[BEGIN Supplied passage]
Executive Stock will also include shares of the Company's capital stock issued
with respect to Executive Stock by way of a stock split, stock dividend or other
recapitalization. Notwithstanding the foregoing, all Unvested Shares shall
remain Unvested Shares after any Transfer thereof.
"FUND$" shall mean the aggregate amount invested by Investor
to purchase shares of the Company's Common Stock and Preferred Stock pursuant to
the Purchase Agreement and in the Recapitalization Agreement.
"FAIR MARKET VALUE" of each share of Executive Stock means the
average of the closing prices of the sales of Common Stock on all securities
exchanges on which
- 14 -
15
such Common Stock may at the time be listed, or, if there have been no sales on
any such exchange on any day, the average of the highest bid and lowest asked
prices on all such exchanges at the end of such day, or, if on any day such
Common Stock is not so listed, the average of the representative bid and asked
prices quoted in the NASDAQ System as of 4:00 P.M., New York time, or, if on any
day such Common Stock is not quoted in the NASDAQ System, the average of the
highest bid and lowest asked prices on such day in the domestic over-the-counter
market as reported by the National Quotation Bureau Incorporated, or any similar
successor organization, in each such case averaged over a period of 21 days
consisting of the day as of which the Fair Market Value is being determined and
the 20 consecutive business days prior to such day. If at any time such Common
Stock is not listed on any securities exchange or quoted in the NASDAQ System or
the over-the-counter market, the Fair Market Value will be the fair value of
such Common Stock determined in good faith by the Board.
"INITIAL PUBLIC OFFERING" shall mean the completion of the
first Public Offering of the Company's Common Stock with net proceeds to the
Company or the sellers of such Common Stock of not less than $15 million.
"MARKET LIQUIDITY" shall be deemed to exist after the earlier
of (i) two years following the effective date of an Initial Public Offering, if,
and so long as, a Public Market exists for the Common Stock or (ii) the day
prior to the date that Executive has been terminated by the Company without
Cause or Performance Cause.
[END Supplied passage]
[BEGIN Records for processing]
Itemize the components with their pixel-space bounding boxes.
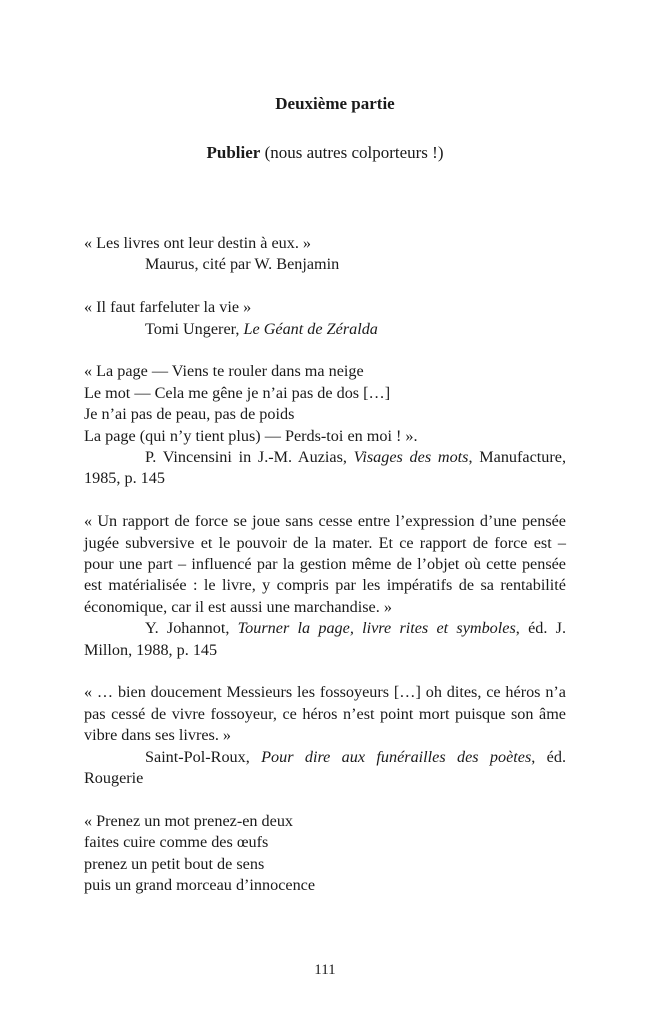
quote-4 bbox=[84, 511, 566, 661]
attribution-work: Le Géant de Zéralda bbox=[243, 319, 378, 338]
part-title: Deuxième partie bbox=[275, 94, 395, 113]
quote-line: « Il faut farfeluter la vie » bbox=[84, 298, 252, 317]
quote-line: « Prenez un mot prenez-en deux bbox=[84, 811, 294, 830]
quote-line: « La page — Viens te rouler dans ma neige bbox=[84, 362, 364, 381]
attribution-work: Tourner la page, livre rites et symboles bbox=[237, 619, 516, 638]
quote-attribution bbox=[84, 618, 566, 661]
attribution-author: Y. Johannot, bbox=[145, 619, 230, 638]
quote-paragraph: « … bien doucement Messieurs les fossoyeurs […] oh dites, ce héros n’a pas cessé de vivre fossoyeur, ce héros n’est point mort puisque son âme vibre dans ses livres. » bbox=[84, 683, 566, 745]
attribution-author: Saint-Pol-Roux, bbox=[145, 747, 250, 766]
quote-attribution bbox=[84, 747, 566, 790]
quote-line: La page (qui n’y tient plus) — Perds-toi en moi ! ». bbox=[84, 426, 418, 445]
quote-line: puis un grand morceau d’innocence bbox=[84, 876, 316, 895]
quote-line: faites cuire comme des œufs bbox=[84, 833, 269, 852]
attribution-author: Tomi Ungerer, bbox=[145, 319, 240, 338]
quote-6 bbox=[84, 811, 566, 897]
attribution-author: P. Vincensini in J.-M. Auzias, bbox=[145, 448, 347, 467]
attribution-tail: , éd. Rougerie bbox=[84, 747, 567, 788]
section-title-bold: Publier bbox=[206, 143, 261, 162]
section-title bbox=[0, 142, 650, 164]
quote-line: prenez un petit bout de sens bbox=[84, 854, 265, 873]
quote-paragraph: « Un rapport de force se joue sans cesse entre l’expression d’une pensée jugée subversive et le pouvoir de la mater. Et ce rapport de force est – pour une part – influencé par la gestion même de l’objet où cette pensée est matérialisée : le livre, y compris par les impératifs de sa rentabilité économique, car il est aussi une marchandise. » bbox=[84, 512, 566, 616]
section-title-rest: (nous autres colporteurs !) bbox=[264, 143, 444, 162]
quote-2 bbox=[84, 297, 566, 340]
quote-line: Je n’ai pas de peau, pas de poids bbox=[84, 405, 295, 424]
attribution-tail: , éd. J. Millon, 1988, p. 145 bbox=[84, 619, 566, 659]
attribution-tail: , Manufacture, 1985, p. 145 bbox=[84, 448, 566, 488]
quote-5 bbox=[84, 682, 566, 789]
quote-line: Le mot — Cela me gêne je n’ai pas de dos […] bbox=[84, 383, 391, 402]
page-number: 111 bbox=[314, 962, 336, 978]
attribution-work: Pour dire aux funérailles des poètes bbox=[261, 747, 532, 766]
quote-attribution bbox=[84, 447, 566, 490]
quote-attribution bbox=[84, 319, 566, 340]
quote-attribution: Maurus, cité par W. Benjamin bbox=[145, 255, 340, 274]
epigraph-body bbox=[84, 233, 566, 918]
quote-line: « Les livres ont leur destin à eux. » bbox=[84, 234, 312, 252]
attribution-work: Visages des mots bbox=[353, 448, 469, 467]
quote-1 bbox=[84, 233, 566, 276]
quote-3 bbox=[84, 361, 566, 489]
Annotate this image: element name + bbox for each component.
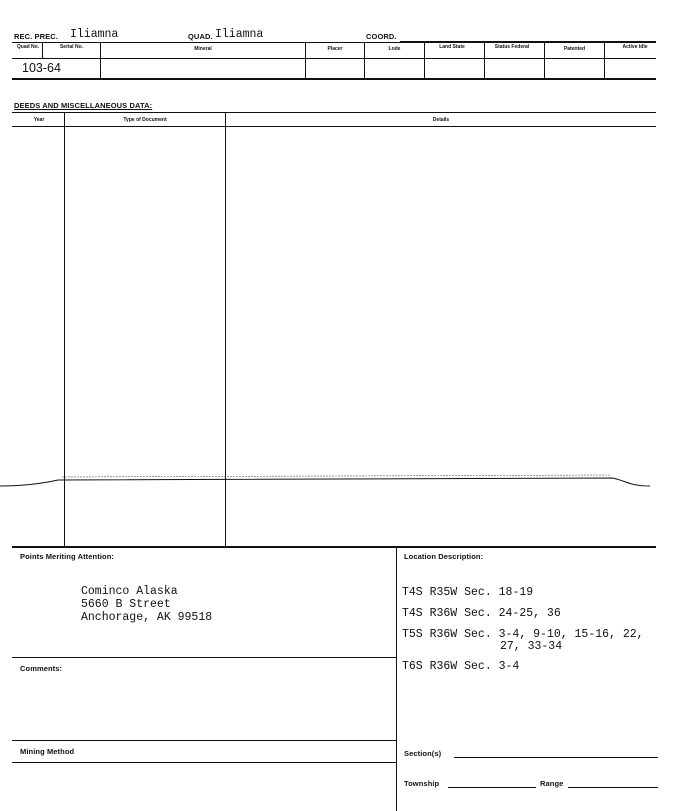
location-label: Location Description: xyxy=(404,552,484,561)
sections-label: Section(s) xyxy=(404,749,442,758)
col-header-quad-no: Quad No. xyxy=(16,44,40,50)
township-label: Township xyxy=(404,779,440,788)
comments-label: Comments: xyxy=(20,664,63,673)
comments-bottom-rule xyxy=(12,740,396,741)
location-entry: T4S R35W Sec. 18-19 xyxy=(402,586,534,599)
deeds-col-details: Details xyxy=(432,117,450,123)
points-line: Anchorage, AK 99518 xyxy=(81,611,213,624)
claims-table-top-rule xyxy=(12,42,656,43)
range-underline xyxy=(568,787,658,788)
township-underline xyxy=(448,787,536,788)
col-header-lode: Lode xyxy=(388,46,401,52)
col-header-placer: Placer xyxy=(327,46,343,52)
location-entry: T6S R36W Sec. 3-4 xyxy=(402,660,520,673)
quad-label: QUAD. xyxy=(188,32,213,41)
points-bottom-rule xyxy=(12,657,396,658)
rec-prec-label: REC. PREC. xyxy=(14,32,58,41)
points-line: 5660 B Street xyxy=(81,598,171,611)
col-divider xyxy=(604,42,605,78)
points-address xyxy=(81,585,212,624)
deeds-title: DEEDS AND MISCELLANEOUS DATA: xyxy=(14,101,153,110)
deeds-col-type: Type of Document xyxy=(123,117,167,123)
col-divider xyxy=(424,42,425,78)
mining-method-rule xyxy=(12,762,396,763)
rec-prec-value: Iliamna xyxy=(70,28,119,41)
deeds-top-rule xyxy=(12,112,656,113)
col-header-status-federal: Status Federal xyxy=(494,44,530,50)
deeds-col-year: Year xyxy=(33,117,45,123)
page-fold-line xyxy=(0,470,678,494)
location-entry: T5S R36W Sec. 3-4, 9-10, 15-16, 22, xyxy=(402,628,644,641)
range-label: Range xyxy=(540,779,564,788)
points-label: Points Meriting Attention: xyxy=(20,552,114,561)
location-entry: T4S R36W Sec. 24-25, 36 xyxy=(402,607,561,620)
quad-value: Iliamna xyxy=(215,28,264,41)
coord-label: COORD. xyxy=(366,32,397,41)
points-line: Cominco Alaska xyxy=(81,585,178,598)
col-header-serial-no: Serial No. xyxy=(59,44,84,50)
mining-method-label: Mining Method xyxy=(20,747,75,756)
location-entry: 27, 33-34 xyxy=(500,640,563,653)
claims-table-bottom-rule xyxy=(12,78,656,80)
col-divider xyxy=(484,42,485,78)
lower-vertical-divider xyxy=(396,546,397,811)
col-header-land-state: Land State xyxy=(439,44,465,50)
quad-no-value: 103-64 xyxy=(22,61,61,75)
deeds-header-rule xyxy=(12,126,656,127)
sections-underline xyxy=(454,757,658,758)
col-header-active-idle: Active Idle xyxy=(622,44,648,50)
deeds-bottom-rule xyxy=(12,546,656,548)
claims-table-header-rule xyxy=(12,58,656,59)
col-header-mineral: Mineral xyxy=(194,46,212,52)
col-header-patented: Patented xyxy=(563,46,586,52)
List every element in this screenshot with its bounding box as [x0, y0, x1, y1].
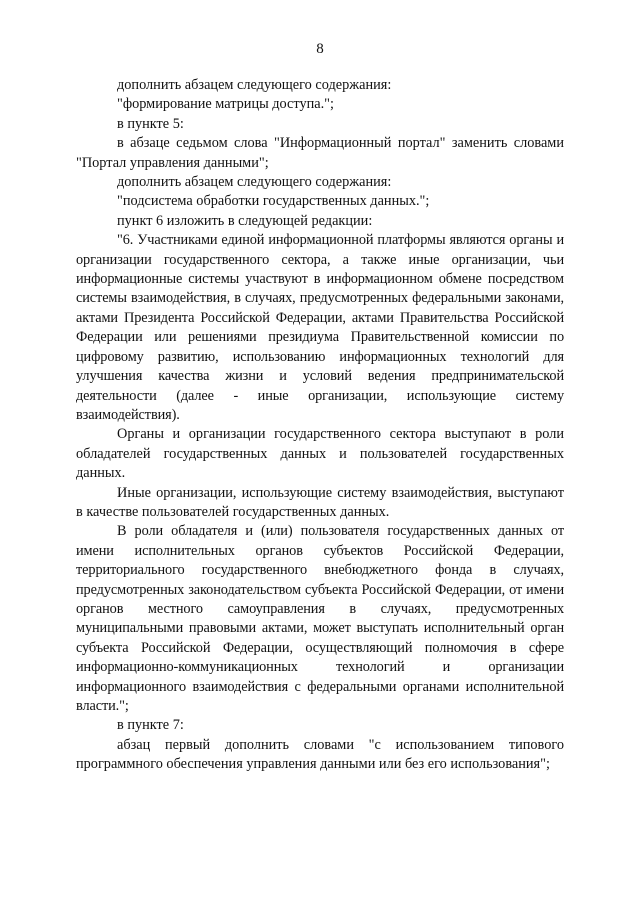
paragraph: в абзаце седьмом слова "Информационный портал" заменить словами "Портал управления данными"; [76, 135, 564, 171]
paragraph: "6. Участниками единой информационной платформы являются органы и организации государственного сектора, а также иные организации, чьи информационные системы участвуют в информационном обмене посредством системы взаимодействия, в случаях, предусмотренных федеральными законами, актами Президента Российской Федерации, актами Правительства Российской Федерации или решениями президиума Правительственной комиссии по цифровому развитию, использованию информационных технологий для улучшения качества жизни и условий ведения предпринимательской деятельности (далее - иные организации, использующие систему взаимодействия). [76, 232, 564, 423]
paragraph: дополнить абзацем следующего содержания: [117, 174, 392, 191]
paragraph: В роли обладателя и (или) пользователя государственных данных от имени исполнительных органов субъектов Российской Федерации, территориального государственного внебюджетного фонда в случаях, предусмотренных законодательством субъекта Российской Федерации, от имени органов местного самоуправления в случаях, предусмотренных муниципальными правовыми актами, может выступать исполнительный орган субъекта Российской Федерации, осуществляющий полномочия в сфере информационно-коммуникационных технологий и организации информационного взаимодействия с федеральными органами исполнительной власти."; [76, 523, 564, 714]
page-number: 8 [316, 41, 324, 57]
document-body [76, 76, 564, 775]
paragraph: в пункте 5: [117, 115, 184, 132]
paragraph: Органы и организации государственного сектора выступают в роли обладателей государственных данных и пользователей государственных данных. [76, 426, 564, 482]
paragraph: Иные организации, использующие систему взаимодействия, выступают в качестве пользователей государственных данных. [76, 484, 564, 520]
paragraph: дополнить абзацем следующего содержания: [117, 77, 392, 93]
paragraph: пункт 6 изложить в следующей редакции: [117, 212, 373, 229]
paragraph: в пункте 7: [117, 717, 184, 734]
paragraph: абзац первый дополнить словами "с использованием типового программного обеспечения управления данными или без его использования"; [76, 736, 564, 773]
paragraph: "подсистема обработки государственных данных."; [117, 193, 430, 210]
paragraph: "формирование матрицы доступа."; [117, 96, 334, 113]
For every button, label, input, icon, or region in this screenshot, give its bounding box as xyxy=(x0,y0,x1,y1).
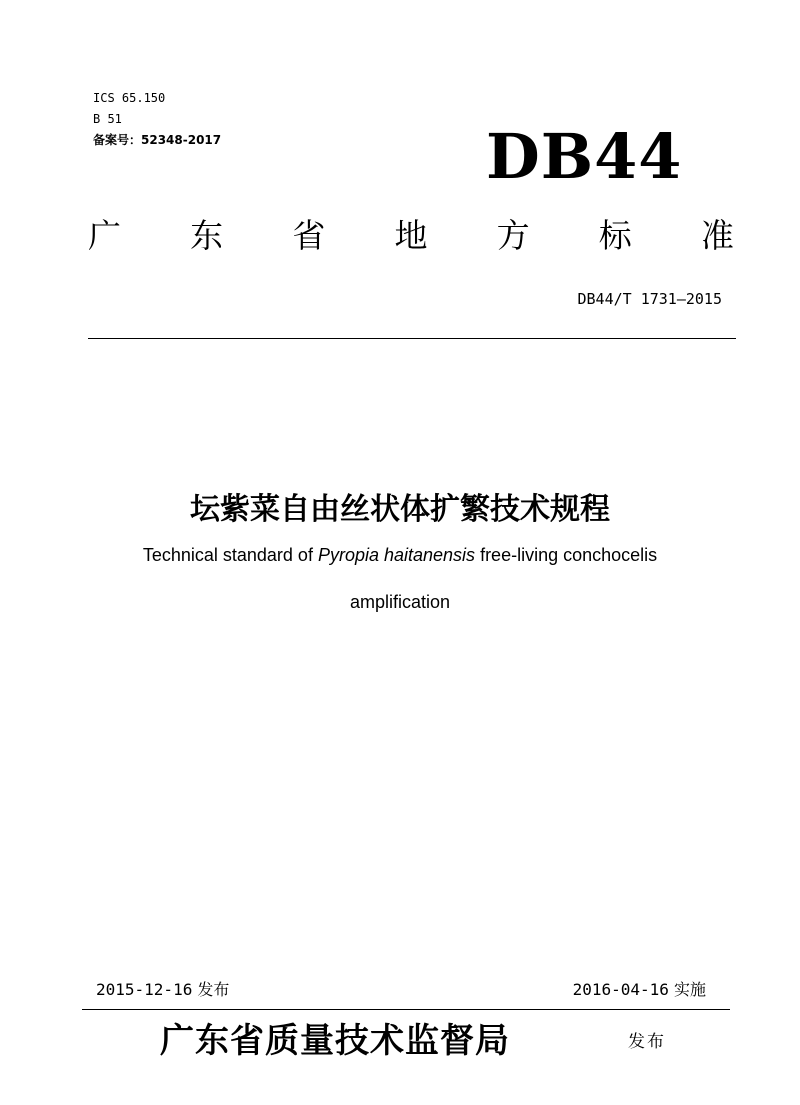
standard-type-char: 省 xyxy=(292,216,326,255)
issuing-authority: 广东省质量技术监督局 xyxy=(160,1021,510,1061)
issue-date-block xyxy=(96,980,229,1000)
filing-number: 备案号：52348-2017 xyxy=(93,133,222,147)
implementation-date-block xyxy=(573,980,706,1000)
english-title-prefix: Technical standard of xyxy=(142,545,318,565)
standard-type-char: 广 xyxy=(88,216,121,255)
db-code-mark: DB44 xyxy=(486,120,683,193)
issuer-action-label: 发布 xyxy=(628,1032,666,1052)
standard-type-heading xyxy=(88,214,734,258)
standard-number: DB44/T 1731—2015 xyxy=(577,290,722,308)
english-title-line-2: amplification xyxy=(349,592,451,612)
standard-type-char: 地 xyxy=(394,216,428,255)
english-title-suffix: free-living conchocelis xyxy=(475,545,658,565)
chinese-title: 坛紫菜自由丝状体扩繁技术规程 xyxy=(190,492,610,527)
standard-type-char: 标 xyxy=(598,216,632,255)
standard-type-char: 方 xyxy=(496,216,530,255)
standard-type-char: 东 xyxy=(190,216,224,255)
issue-date: 2015-12-16 xyxy=(96,980,193,999)
implementation-date: 2016-04-16 xyxy=(572,980,669,999)
standard-type-char: 准 xyxy=(700,216,734,255)
issue-label: 发布 xyxy=(197,980,230,999)
implementation-label: 实施 xyxy=(673,980,706,999)
english-title-line-1 xyxy=(0,543,800,567)
ccs-code: B 51 xyxy=(93,112,122,126)
species-name: Pyropia haitanensis xyxy=(317,545,476,565)
top-divider xyxy=(88,338,736,339)
bottom-divider xyxy=(82,1009,730,1010)
ics-code: ICS 65.150 xyxy=(93,91,166,105)
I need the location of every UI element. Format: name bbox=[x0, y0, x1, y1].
[END Records for processing]
= Exercise set =
**A.** In the executive stock definitions, what minimum net proceeds must the first Public Offering of Common Stock bring in to count as an Initial Public Offering?
**B.** From the listing, copy word for word the part that opens with the line containing "quote-4 bbox=[84, 511, 566, 661]" and closes with the line containing "attribution-author: Y. Johannot, bbox=[145, 619, 230, 638]".
The listing has no connection to the text about executive stock.

= Set of answers =
**A.** Not less than $15 million.

**B.**
quote-4 bbox=[84, 511, 566, 661]
attribution-work: Le Géant de Zéralda bbox=[243, 319, 378, 338]
part-title: Deuxième partie bbox=[275, 94, 395, 113]
quote-line: « Il faut farfeluter la vie » bbox=[84, 298, 252, 317]
quote-line: « Prenez un mot prenez-en deux bbox=[84, 811, 294, 830]
quote-line: « La page — Viens te rouler dans ma neige bbox=[84, 362, 364, 381]
attribution-work: Tourner la page, livre rites et symboles bbox=[237, 619, 516, 638]
quote-attribution bbox=[84, 618, 566, 661]
attribution-author: Y. Johannot, bbox=[145, 619, 230, 638]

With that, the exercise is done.